Given problem:
Emit the line that holds "Extract all readable text from this page." and all lines following it through the end of the data, verbatim, and nothing else.

** BEGIN Dataset **

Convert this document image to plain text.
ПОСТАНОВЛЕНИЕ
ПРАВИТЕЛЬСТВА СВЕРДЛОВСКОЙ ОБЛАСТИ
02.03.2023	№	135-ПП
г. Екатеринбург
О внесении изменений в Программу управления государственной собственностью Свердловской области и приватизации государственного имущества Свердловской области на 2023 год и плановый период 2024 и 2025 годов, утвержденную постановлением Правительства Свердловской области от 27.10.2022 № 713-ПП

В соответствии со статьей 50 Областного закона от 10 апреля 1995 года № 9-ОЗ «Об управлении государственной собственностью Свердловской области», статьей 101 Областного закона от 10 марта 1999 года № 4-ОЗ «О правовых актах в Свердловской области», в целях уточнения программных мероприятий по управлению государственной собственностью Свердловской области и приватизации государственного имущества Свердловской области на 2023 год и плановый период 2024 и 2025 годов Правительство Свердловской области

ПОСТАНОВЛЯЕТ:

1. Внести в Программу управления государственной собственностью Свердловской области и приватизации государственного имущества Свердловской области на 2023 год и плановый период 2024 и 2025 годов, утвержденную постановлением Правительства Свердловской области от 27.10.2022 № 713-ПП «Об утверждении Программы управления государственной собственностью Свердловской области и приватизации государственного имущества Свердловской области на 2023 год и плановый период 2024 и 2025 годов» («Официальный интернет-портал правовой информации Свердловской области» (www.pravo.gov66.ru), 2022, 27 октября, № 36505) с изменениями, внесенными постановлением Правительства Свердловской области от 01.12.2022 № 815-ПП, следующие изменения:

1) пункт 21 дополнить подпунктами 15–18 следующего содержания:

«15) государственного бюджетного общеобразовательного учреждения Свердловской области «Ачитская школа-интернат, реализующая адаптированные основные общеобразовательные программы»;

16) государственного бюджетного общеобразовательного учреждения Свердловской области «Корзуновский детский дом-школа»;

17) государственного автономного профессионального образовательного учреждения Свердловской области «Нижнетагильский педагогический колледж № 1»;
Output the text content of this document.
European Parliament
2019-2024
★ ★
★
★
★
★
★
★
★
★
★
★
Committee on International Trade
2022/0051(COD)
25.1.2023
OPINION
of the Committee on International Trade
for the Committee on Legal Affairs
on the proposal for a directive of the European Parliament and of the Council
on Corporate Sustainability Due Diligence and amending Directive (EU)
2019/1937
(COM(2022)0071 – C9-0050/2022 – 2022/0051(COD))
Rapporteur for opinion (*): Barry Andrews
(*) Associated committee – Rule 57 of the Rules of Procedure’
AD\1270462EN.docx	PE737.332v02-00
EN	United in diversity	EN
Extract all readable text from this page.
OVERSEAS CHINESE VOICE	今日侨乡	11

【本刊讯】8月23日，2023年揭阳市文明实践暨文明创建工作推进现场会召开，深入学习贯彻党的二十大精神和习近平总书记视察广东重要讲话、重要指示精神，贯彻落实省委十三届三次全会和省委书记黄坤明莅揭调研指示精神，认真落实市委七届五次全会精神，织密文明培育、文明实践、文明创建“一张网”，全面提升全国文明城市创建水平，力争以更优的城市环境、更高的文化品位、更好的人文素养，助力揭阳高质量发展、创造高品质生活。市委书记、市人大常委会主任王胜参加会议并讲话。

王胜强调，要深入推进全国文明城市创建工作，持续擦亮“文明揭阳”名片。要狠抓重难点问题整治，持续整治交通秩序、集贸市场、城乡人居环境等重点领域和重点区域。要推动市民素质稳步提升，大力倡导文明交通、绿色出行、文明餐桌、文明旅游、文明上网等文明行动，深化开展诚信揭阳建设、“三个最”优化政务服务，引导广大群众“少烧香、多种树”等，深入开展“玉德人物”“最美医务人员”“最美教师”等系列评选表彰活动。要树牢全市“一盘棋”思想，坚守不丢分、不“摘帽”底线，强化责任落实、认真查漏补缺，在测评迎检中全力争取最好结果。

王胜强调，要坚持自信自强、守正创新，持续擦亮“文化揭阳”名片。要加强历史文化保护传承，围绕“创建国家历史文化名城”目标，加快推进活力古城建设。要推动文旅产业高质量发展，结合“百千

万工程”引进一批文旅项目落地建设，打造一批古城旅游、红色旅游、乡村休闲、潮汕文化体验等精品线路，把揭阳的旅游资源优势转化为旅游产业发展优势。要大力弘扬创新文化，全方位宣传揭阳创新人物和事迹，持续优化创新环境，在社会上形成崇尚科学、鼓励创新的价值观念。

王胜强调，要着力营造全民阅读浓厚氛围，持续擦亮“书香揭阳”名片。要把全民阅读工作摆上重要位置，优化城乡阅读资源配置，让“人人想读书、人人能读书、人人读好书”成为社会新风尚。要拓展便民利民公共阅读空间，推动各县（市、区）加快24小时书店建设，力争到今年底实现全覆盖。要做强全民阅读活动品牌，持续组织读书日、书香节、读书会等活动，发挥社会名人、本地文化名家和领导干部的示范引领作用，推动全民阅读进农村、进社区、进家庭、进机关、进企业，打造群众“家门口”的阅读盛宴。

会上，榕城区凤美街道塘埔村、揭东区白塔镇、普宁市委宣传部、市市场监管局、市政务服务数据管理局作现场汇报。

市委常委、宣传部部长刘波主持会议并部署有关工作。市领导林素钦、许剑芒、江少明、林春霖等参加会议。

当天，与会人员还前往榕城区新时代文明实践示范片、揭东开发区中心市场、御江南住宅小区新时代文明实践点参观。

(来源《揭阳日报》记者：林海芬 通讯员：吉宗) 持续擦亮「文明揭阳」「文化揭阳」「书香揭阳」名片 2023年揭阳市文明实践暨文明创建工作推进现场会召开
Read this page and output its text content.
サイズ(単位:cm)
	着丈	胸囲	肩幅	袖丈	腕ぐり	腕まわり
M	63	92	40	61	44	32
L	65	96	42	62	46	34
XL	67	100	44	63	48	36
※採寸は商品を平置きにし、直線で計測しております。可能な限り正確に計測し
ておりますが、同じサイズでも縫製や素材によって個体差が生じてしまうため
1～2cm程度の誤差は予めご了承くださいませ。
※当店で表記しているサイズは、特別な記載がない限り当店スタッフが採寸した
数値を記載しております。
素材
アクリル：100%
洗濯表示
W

** END Dataset **

Answer to this problem:
Extract all readable text from this page.
OVERSEAS CHINESE VOICE	今日侨乡	11

【本刊讯】8月23日，2023年揭阳市文明实践暨文明创建工作推进现场会召开，深入学习贯彻党的二十大精神和习近平总书记视察广东重要讲话、重要指示精神，贯彻落实省委十三届三次全会和省委书记黄坤明莅揭调研指示精神，认真落实市委七届五次全会精神，织密文明培育、文明实践、文明创建“一张网”，全面提升全国文明城市创建水平，力争以更优的城市环境、更高的文化品位、更好的人文素养，助力揭阳高质量发展、创造高品质生活。市委书记、市人大常委会主任王胜参加会议并讲话。

王胜强调，要深入推进全国文明城市创建工作，持续擦亮“文明揭阳”名片。要狠抓重难点问题整治，持续整治交通秩序、集贸市场、城乡人居环境等重点领域和重点区域。要推动市民素质稳步提升，大力倡导文明交通、绿色出行、文明餐桌、文明旅游、文明上网等文明行动，深化开展诚信揭阳建设、“三个最”优化政务服务，引导广大群众“少烧香、多种树”等，深入开展“玉德人物”“最美医务人员”“最美教师”等系列评选表彰活动。要树牢全市“一盘棋”思想，坚守不丢分、不“摘帽”底线，强化责任落实、认真查漏补缺，在测评迎检中全力争取最好结果。

王胜强调，要坚持自信自强、守正创新，持续擦亮“文化揭阳”名片。要加强历史文化保护传承，围绕“创建国家历史文化名城”目标，加快推进活力古城建设。要推动文旅产业高质量发展，结合“百千

万工程”引进一批文旅项目落地建设，打造一批古城旅游、红色旅游、乡村休闲、潮汕文化体验等精品线路，把揭阳的旅游资源优势转化为旅游产业发展优势。要大力弘扬创新文化，全方位宣传揭阳创新人物和事迹，持续优化创新环境，在社会上形成崇尚科学、鼓励创新的价值观念。

王胜强调，要着力营造全民阅读浓厚氛围，持续擦亮“书香揭阳”名片。要把全民阅读工作摆上重要位置，优化城乡阅读资源配置，让“人人想读书、人人能读书、人人读好书”成为社会新风尚。要拓展便民利民公共阅读空间，推动各县（市、区）加快24小时书店建设，力争到今年底实现全覆盖。要做强全民阅读活动品牌，持续组织读书日、书香节、读书会等活动，发挥社会名人、本地文化名家和领导干部的示范引领作用，推动全民阅读进农村、进社区、进家庭、进机关、进企业，打造群众“家门口”的阅读盛宴。

会上，榕城区凤美街道塘埔村、揭东区白塔镇、普宁市委宣传部、市市场监管局、市政务服务数据管理局作现场汇报。

市委常委、宣传部部长刘波主持会议并部署有关工作。市领导林素钦、许剑芒、江少明、林春霖等参加会议。

当天，与会人员还前往榕城区新时代文明实践示范片、揭东开发区中心市场、御江南住宅小区新时代文明实践点参观。

(来源《揭阳日报》记者：林海芬 通讯员：吉宗) 持续擦亮「文明揭阳」「文化揭阳」「书香揭阳」名片 2023年揭阳市文明实践暨文明创建工作推进现场会召开
Read this page and output its text content.
サイズ(単位:cm)
	着丈	胸囲	肩幅	袖丈	腕ぐり	腕まわり
M	63	92	40	61	44	32
L	65	96	42	62	46	34
XL	67	100	44	63	48	36
※採寸は商品を平置きにし、直線で計測しております。可能な限り正確に計測し
ておりますが、同じサイズでも縫製や素材によって個体差が生じてしまうため
1～2cm程度の誤差は予めご了承くださいませ。
※当店で表記しているサイズは、特別な記載がない限り当店スタッフが採寸した
数値を記載しております。
素材
アクリル：100%
洗濯表示
W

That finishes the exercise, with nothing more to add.